■ Short exercise
Extract the records in full, leaving every picture out.
== Extracted information ==
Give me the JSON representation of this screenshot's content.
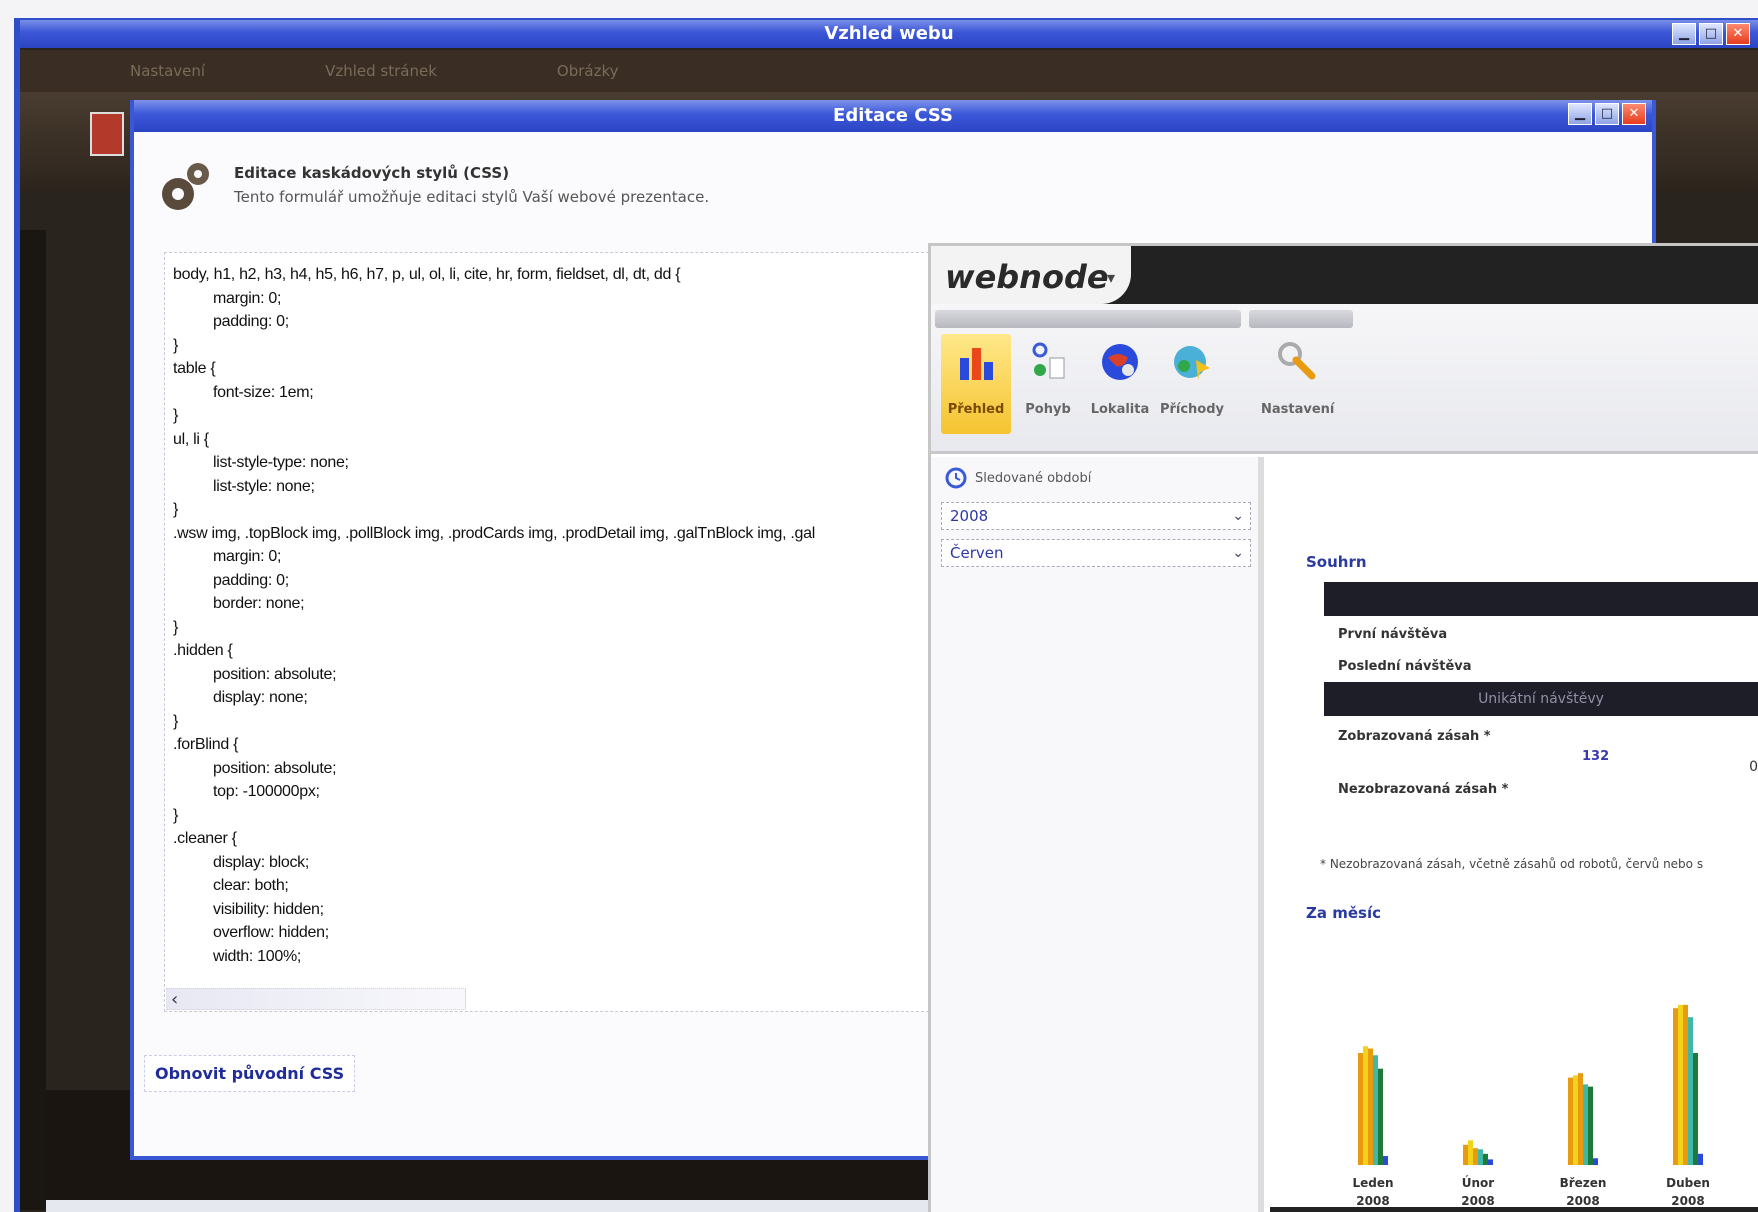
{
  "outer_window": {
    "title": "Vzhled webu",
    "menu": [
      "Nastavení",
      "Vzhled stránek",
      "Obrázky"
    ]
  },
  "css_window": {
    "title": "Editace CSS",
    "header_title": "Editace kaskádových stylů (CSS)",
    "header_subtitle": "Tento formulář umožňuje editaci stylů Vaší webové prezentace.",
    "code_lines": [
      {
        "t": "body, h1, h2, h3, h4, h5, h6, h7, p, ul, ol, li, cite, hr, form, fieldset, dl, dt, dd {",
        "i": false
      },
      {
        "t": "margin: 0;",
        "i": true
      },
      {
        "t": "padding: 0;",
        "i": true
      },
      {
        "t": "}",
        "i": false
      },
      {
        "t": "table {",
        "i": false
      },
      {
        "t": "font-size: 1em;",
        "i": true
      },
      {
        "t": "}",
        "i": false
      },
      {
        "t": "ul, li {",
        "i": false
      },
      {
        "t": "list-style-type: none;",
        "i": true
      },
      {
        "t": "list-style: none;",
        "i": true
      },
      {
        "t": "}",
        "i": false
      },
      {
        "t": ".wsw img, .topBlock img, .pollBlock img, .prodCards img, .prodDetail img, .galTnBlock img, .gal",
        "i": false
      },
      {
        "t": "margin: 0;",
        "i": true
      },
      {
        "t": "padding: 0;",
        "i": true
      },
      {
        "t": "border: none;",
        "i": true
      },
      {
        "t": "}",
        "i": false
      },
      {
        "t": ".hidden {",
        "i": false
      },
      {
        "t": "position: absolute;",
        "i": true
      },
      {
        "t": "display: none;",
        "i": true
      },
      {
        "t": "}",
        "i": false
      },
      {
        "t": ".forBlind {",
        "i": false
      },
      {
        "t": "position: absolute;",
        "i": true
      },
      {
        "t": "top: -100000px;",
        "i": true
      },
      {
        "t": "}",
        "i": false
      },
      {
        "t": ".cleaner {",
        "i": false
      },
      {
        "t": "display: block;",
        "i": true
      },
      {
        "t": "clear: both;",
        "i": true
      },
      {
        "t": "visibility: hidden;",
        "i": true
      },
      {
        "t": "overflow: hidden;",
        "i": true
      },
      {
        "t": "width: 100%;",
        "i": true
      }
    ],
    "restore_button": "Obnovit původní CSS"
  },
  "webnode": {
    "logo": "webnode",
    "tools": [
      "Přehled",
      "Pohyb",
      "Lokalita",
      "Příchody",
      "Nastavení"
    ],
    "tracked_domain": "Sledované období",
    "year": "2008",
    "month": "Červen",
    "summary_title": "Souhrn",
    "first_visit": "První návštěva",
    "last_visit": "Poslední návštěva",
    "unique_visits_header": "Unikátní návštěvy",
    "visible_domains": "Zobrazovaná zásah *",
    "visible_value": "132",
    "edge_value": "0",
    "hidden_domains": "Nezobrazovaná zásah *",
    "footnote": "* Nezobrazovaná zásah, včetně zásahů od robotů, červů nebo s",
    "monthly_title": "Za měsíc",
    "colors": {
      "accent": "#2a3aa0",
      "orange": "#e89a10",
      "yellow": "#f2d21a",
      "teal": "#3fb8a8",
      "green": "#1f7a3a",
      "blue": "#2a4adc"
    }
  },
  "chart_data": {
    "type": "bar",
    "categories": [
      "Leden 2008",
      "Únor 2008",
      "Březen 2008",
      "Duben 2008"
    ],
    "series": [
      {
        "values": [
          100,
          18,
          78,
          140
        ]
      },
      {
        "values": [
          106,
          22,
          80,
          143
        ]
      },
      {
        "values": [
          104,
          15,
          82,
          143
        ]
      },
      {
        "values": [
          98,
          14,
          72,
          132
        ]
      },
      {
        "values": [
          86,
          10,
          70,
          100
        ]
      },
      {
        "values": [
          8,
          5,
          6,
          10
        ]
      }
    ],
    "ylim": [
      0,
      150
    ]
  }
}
===
■ Response below
Give me the JSON representation of this screenshot's content.
{
  "outer_window": {
    "title": "Vzhled webu",
    "menu": [
      "Nastavení",
      "Vzhled stránek",
      "Obrázky"
    ]
  },
  "css_window": {
    "title": "Editace CSS",
    "header_title": "Editace kaskádových stylů (CSS)",
    "header_subtitle": "Tento formulář umožňuje editaci stylů Vaší webové prezentace.",
    "code_lines": [
      {
        "t": "body, h1, h2, h3, h4, h5, h6, h7, p, ul, ol, li, cite, hr, form, fieldset, dl, dt, dd {",
        "i": false
      },
      {
        "t": "margin: 0;",
        "i": true
      },
      {
        "t": "padding: 0;",
        "i": true
      },
      {
        "t": "}",
        "i": false
      },
      {
        "t": "table {",
        "i": false
      },
      {
        "t": "font-size: 1em;",
        "i": true
      },
      {
        "t": "}",
        "i": false
      },
      {
        "t": "ul, li {",
        "i": false
      },
      {
        "t": "list-style-type: none;",
        "i": true
      },
      {
        "t": "list-style: none;",
        "i": true
      },
      {
        "t": "}",
        "i": false
      },
      {
        "t": ".wsw img, .topBlock img, .pollBlock img, .prodCards img, .prodDetail img, .galTnBlock img, .gal",
        "i": false
      },
      {
        "t": "margin: 0;",
        "i": true
      },
      {
        "t": "padding: 0;",
        "i": true
      },
      {
        "t": "border: none;",
        "i": true
      },
      {
        "t": "}",
        "i": false
      },
      {
        "t": ".hidden {",
        "i": false
      },
      {
        "t": "position: absolute;",
        "i": true
      },
      {
        "t": "display: none;",
        "i": true
      },
      {
        "t": "}",
        "i": false
      },
      {
        "t": ".forBlind {",
        "i": false
      },
      {
        "t": "position: absolute;",
        "i": true
      },
      {
        "t": "top: -100000px;",
        "i": true
      },
      {
        "t": "}",
        "i": false
      },
      {
        "t": ".cleaner {",
        "i": false
      },
      {
        "t": "display: block;",
        "i": true
      },
      {
        "t": "clear: both;",
        "i": true
      },
      {
        "t": "visibility: hidden;",
        "i": true
      },
      {
        "t": "overflow: hidden;",
        "i": true
      },
      {
        "t": "width: 100%;",
        "i": true
      }
    ],
    "restore_button": "Obnovit původní CSS"
  },
  "webnode": {
    "logo": "webnode",
    "tools": [
      "Přehled",
      "Pohyb",
      "Lokalita",
      "Příchody",
      "Nastavení"
    ],
    "tracked_domain": "Sledované období",
    "year": "2008",
    "month": "Červen",
    "summary_title": "Souhrn",
    "first_visit": "První návštěva",
    "last_visit": "Poslední návštěva",
    "unique_visits_header": "Unikátní návštěvy",
    "visible_domains": "Zobrazovaná zásah *",
    "visible_value": "132",
    "edge_value": "0",
    "hidden_domains": "Nezobrazovaná zásah *",
    "footnote": "* Nezobrazovaná zásah, včetně zásahů od robotů, červů nebo s",
    "monthly_title": "Za měsíc",
    "colors": {
      "accent": "#2a3aa0",
      "orange": "#e89a10",
      "yellow": "#f2d21a",
      "teal": "#3fb8a8",
      "green": "#1f7a3a",
      "blue": "#2a4adc"
    }
  },
  "chart_data": {
    "type": "bar",
    "categories": [
      "Leden 2008",
      "Únor 2008",
      "Březen 2008",
      "Duben 2008"
    ],
    "series": [
      {
        "values": [
          100,
          18,
          78,
          140
        ]
      },
      {
        "values": [
          106,
          22,
          80,
          143
        ]
      },
      {
        "values": [
          104,
          15,
          82,
          143
        ]
      },
      {
        "values": [
          98,
          14,
          72,
          132
        ]
      },
      {
        "values": [
          86,
          10,
          70,
          100
        ]
      },
      {
        "values": [
          8,
          5,
          6,
          10
        ]
      }
    ],
    "ylim": [
      0,
      150
    ]
  }
}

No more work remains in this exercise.